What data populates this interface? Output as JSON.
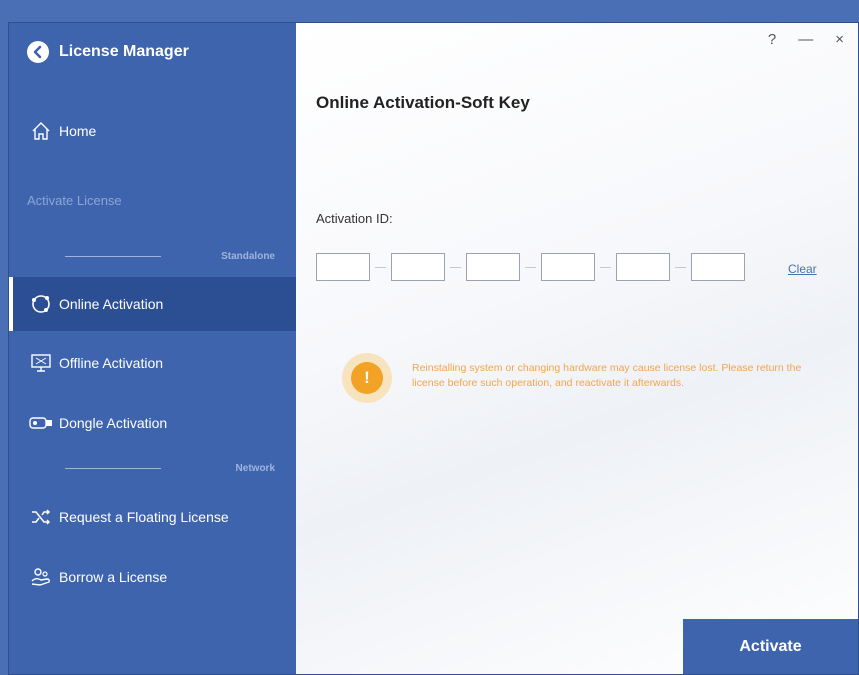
{
  "app": {
    "title": "License Manager"
  },
  "window_controls": {
    "help": "?",
    "minimize": "—",
    "close": "×"
  },
  "sidebar": {
    "home": "Home",
    "section_label": "Activate License",
    "standalone_label": "Standalone",
    "network_label": "Network",
    "items": [
      {
        "label": "Online Activation",
        "icon": "globe-icon",
        "active": true
      },
      {
        "label": "Offline Activation",
        "icon": "monitor-icon",
        "active": false
      },
      {
        "label": "Dongle Activation",
        "icon": "dongle-icon",
        "active": false
      },
      {
        "label": "Request a Floating License",
        "icon": "shuffle-icon",
        "active": false
      },
      {
        "label": "Borrow a License",
        "icon": "hand-person-icon",
        "active": false
      }
    ]
  },
  "main": {
    "title": "Online Activation-Soft Key",
    "activation_label": "Activation ID:",
    "boxes": [
      "",
      "",
      "",
      "",
      "",
      ""
    ],
    "clear_label": "Clear",
    "warning_icon": "!",
    "warning_text": "Reinstalling system or changing hardware may cause license lost. Please return the license before such operation, and reactivate it afterwards.",
    "activate_label": "Activate"
  },
  "colors": {
    "sidebar": "#3d64ad",
    "active_item": "#2c4f93",
    "accent": "#4a6fb5",
    "warning": "#f2a224"
  }
}
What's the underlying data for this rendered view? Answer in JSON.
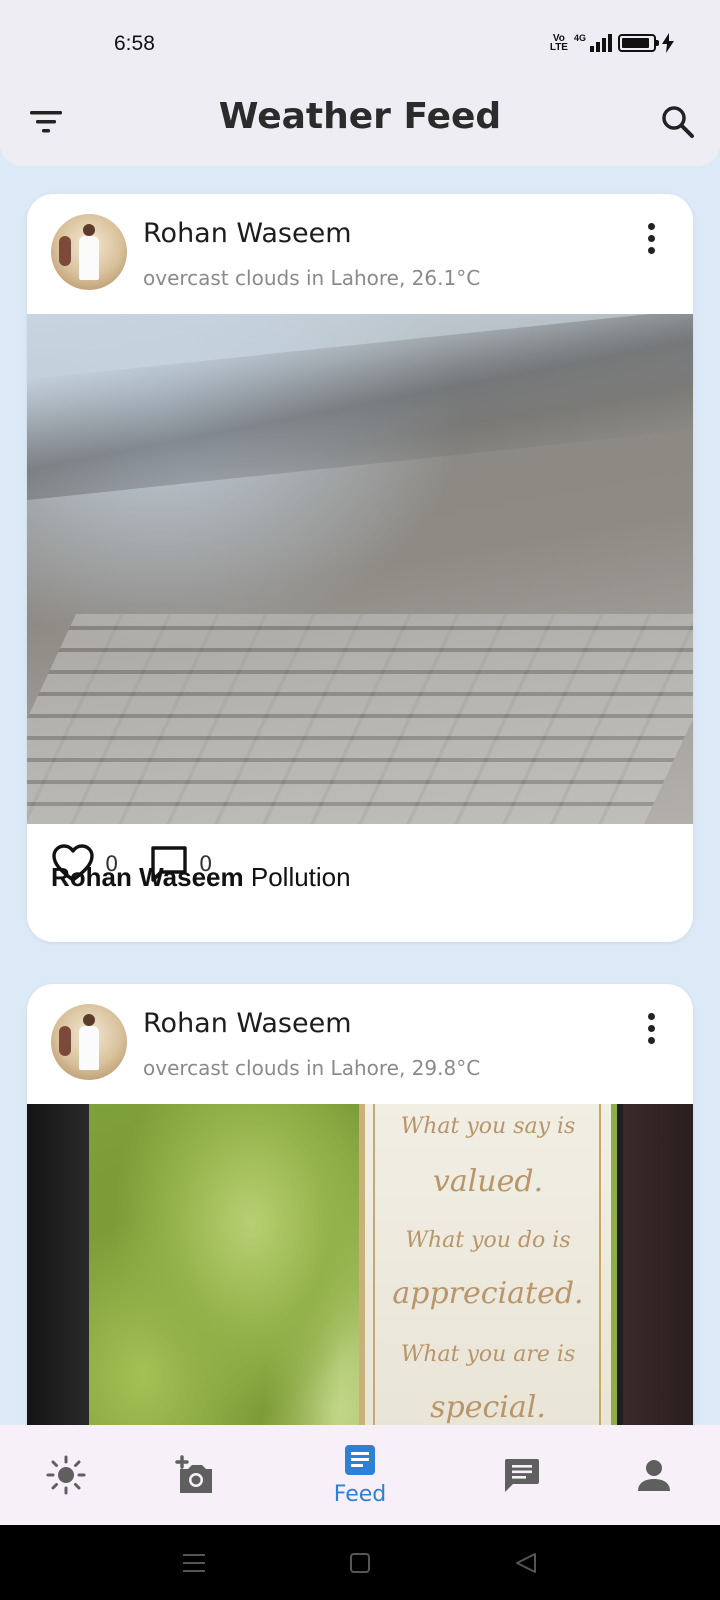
{
  "status_bar": {
    "time": "6:58",
    "network_label": "4G",
    "volte_label": "Vo LTE",
    "battery_level": 0.9
  },
  "app_bar": {
    "title": "Weather Feed",
    "filter_icon": "filter-list-icon",
    "search_icon": "search-icon"
  },
  "posts": [
    {
      "username": "Rohan Waseem",
      "weather_text": "overcast clouds in Lahore, 26.1°C",
      "likes": "0",
      "comments": "0",
      "caption_user": "Rohan Waseem",
      "caption_text": " Pollution"
    },
    {
      "username": "Rohan Waseem",
      "weather_text": "overcast clouds in Lahore, 29.8°C",
      "photo_text": [
        "What you say is",
        "valued.",
        "What you do is",
        "appreciated.",
        "What you are is",
        "special."
      ]
    }
  ],
  "bottom_nav": {
    "items": [
      {
        "icon": "sun-icon"
      },
      {
        "icon": "add-photo-icon"
      },
      {
        "icon": "feed-icon",
        "label": "Feed",
        "active": true
      },
      {
        "icon": "chat-icon"
      },
      {
        "icon": "person-icon"
      }
    ],
    "active_color": "#2e7fd6",
    "inactive_color": "#5f5f5f"
  }
}
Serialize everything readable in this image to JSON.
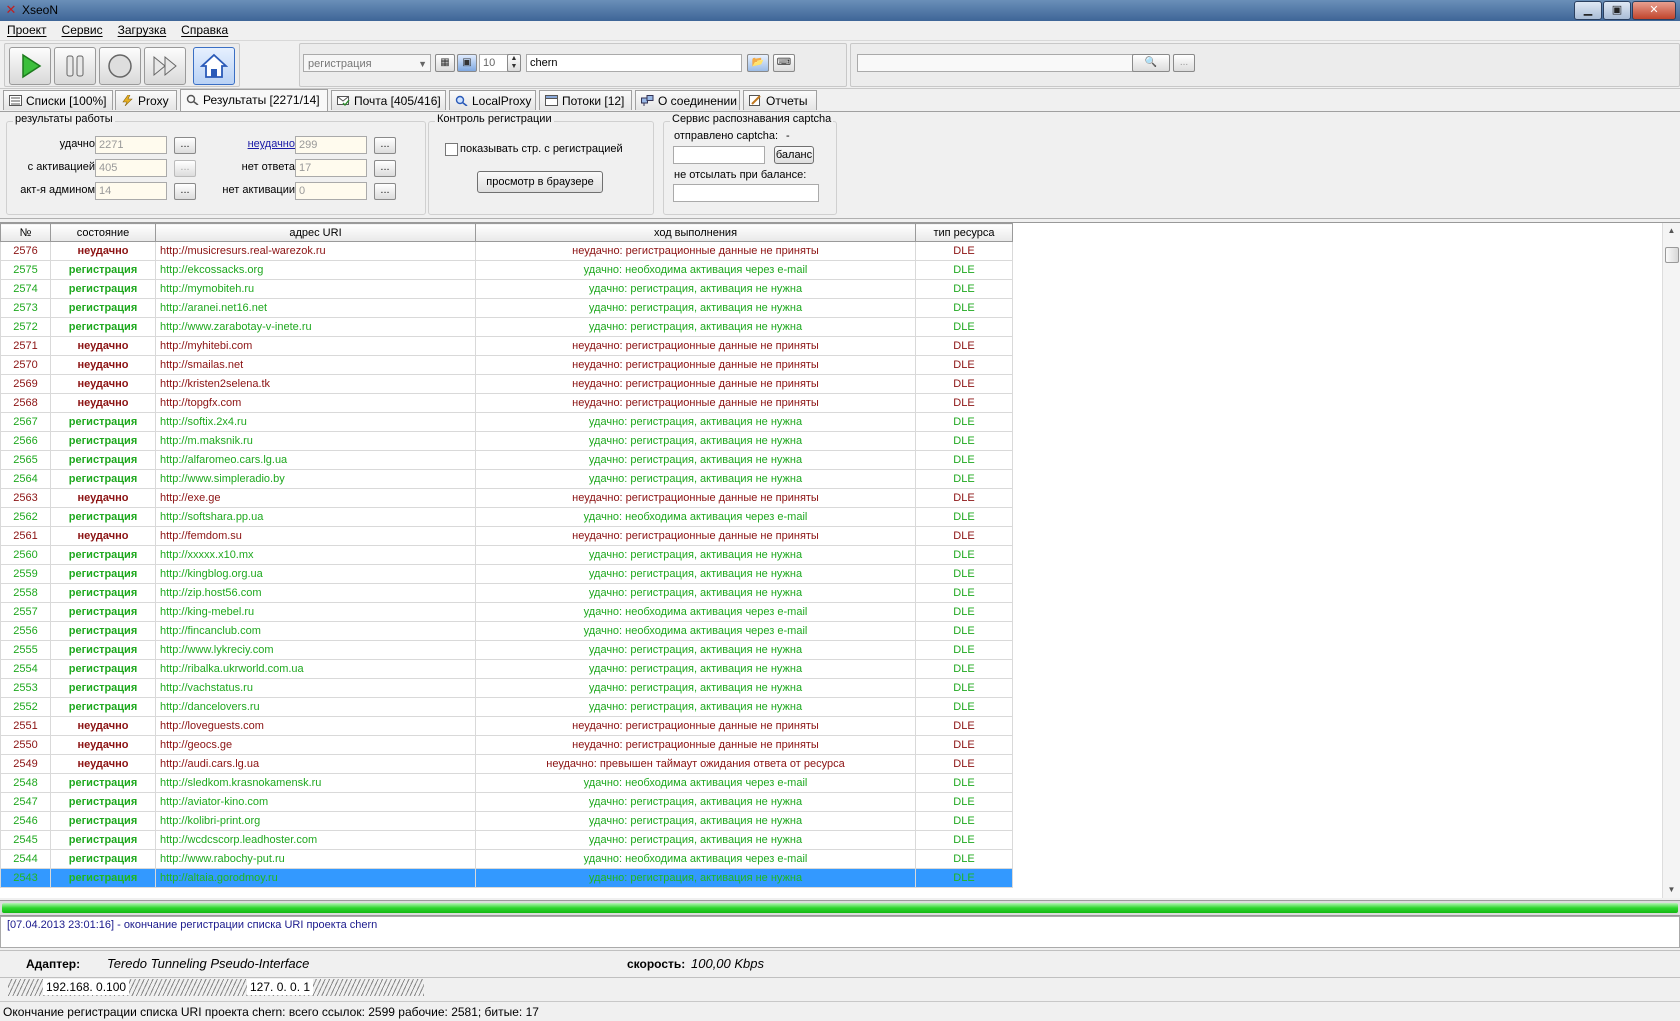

■ ■ ■ ■

THE TASK
Write the records out once more, exactly as they appear, with no pictures.

WRITTEN RESPONSE
What data populates this interface? Output as JSON.
{
  "app": {
    "title": "License Manager"
  },
  "window_controls": {
    "help": "?",
    "minimize": "—",
    "close": "×"
  },
  "sidebar": {
    "home": "Home",
    "section_label": "Activate License",
    "standalone_label": "Standalone",
    "network_label": "Network",
    "items": [
      {
        "label": "Online Activation",
        "icon": "globe-icon",
        "active": true
      },
      {
        "label": "Offline Activation",
        "icon": "monitor-icon",
        "active": false
      },
      {
        "label": "Dongle Activation",
        "icon": "dongle-icon",
        "active": false
      },
      {
        "label": "Request a Floating License",
        "icon": "shuffle-icon",
        "active": false
      },
      {
        "label": "Borrow a License",
        "icon": "hand-person-icon",
        "active": false
      }
    ]
  },
  "main": {
    "title": "Online Activation-Soft Key",
    "activation_label": "Activation ID:",
    "boxes": [
      "",
      "",
      "",
      "",
      "",
      ""
    ],
    "clear_label": "Clear",
    "warning_icon": "!",
    "warning_text": "Reinstalling system or changing hardware may cause license lost. Please return the license before such operation, and reactivate it afterwards.",
    "activate_label": "Activate"
  },
  "colors": {
    "sidebar": "#3d64ad",
    "active_item": "#2c4f93",
    "accent": "#4a6fb5",
    "warning": "#f2a224"
  }
}
What's the underlying data for this rendered view? Answer in JSON.
{
  "status_bar": {
    "time": "6:58",
    "network_label": "4G",
    "volte_label": "Vo LTE",
    "battery_level": 0.9
  },
  "app_bar": {
    "title": "Weather Feed",
    "filter_icon": "filter-list-icon",
    "search_icon": "search-icon"
  },
  "posts": [
    {
      "username": "Rohan Waseem",
      "weather_text": "overcast clouds in Lahore, 26.1°C",
      "likes": "0",
      "comments": "0",
      "caption_user": "Rohan Waseem",
      "caption_text": " Pollution"
    },
    {
      "username": "Rohan Waseem",
      "weather_text": "overcast clouds in Lahore, 29.8°C",
      "photo_text": [
        "What you say is",
        "valued.",
        "What you do is",
        "appreciated.",
        "What you are is",
        "special."
      ]
    }
  ],
  "bottom_nav": {
    "items": [
      {
        "icon": "sun-icon"
      },
      {
        "icon": "add-photo-icon"
      },
      {
        "icon": "feed-icon",
        "label": "Feed",
        "active": true
      },
      {
        "icon": "chat-icon"
      },
      {
        "icon": "person-icon"
      }
    ],
    "active_color": "#2e7fd6",
    "inactive_color": "#5f5f5f"
  }
}
Serialize everything readable in this image to JSON.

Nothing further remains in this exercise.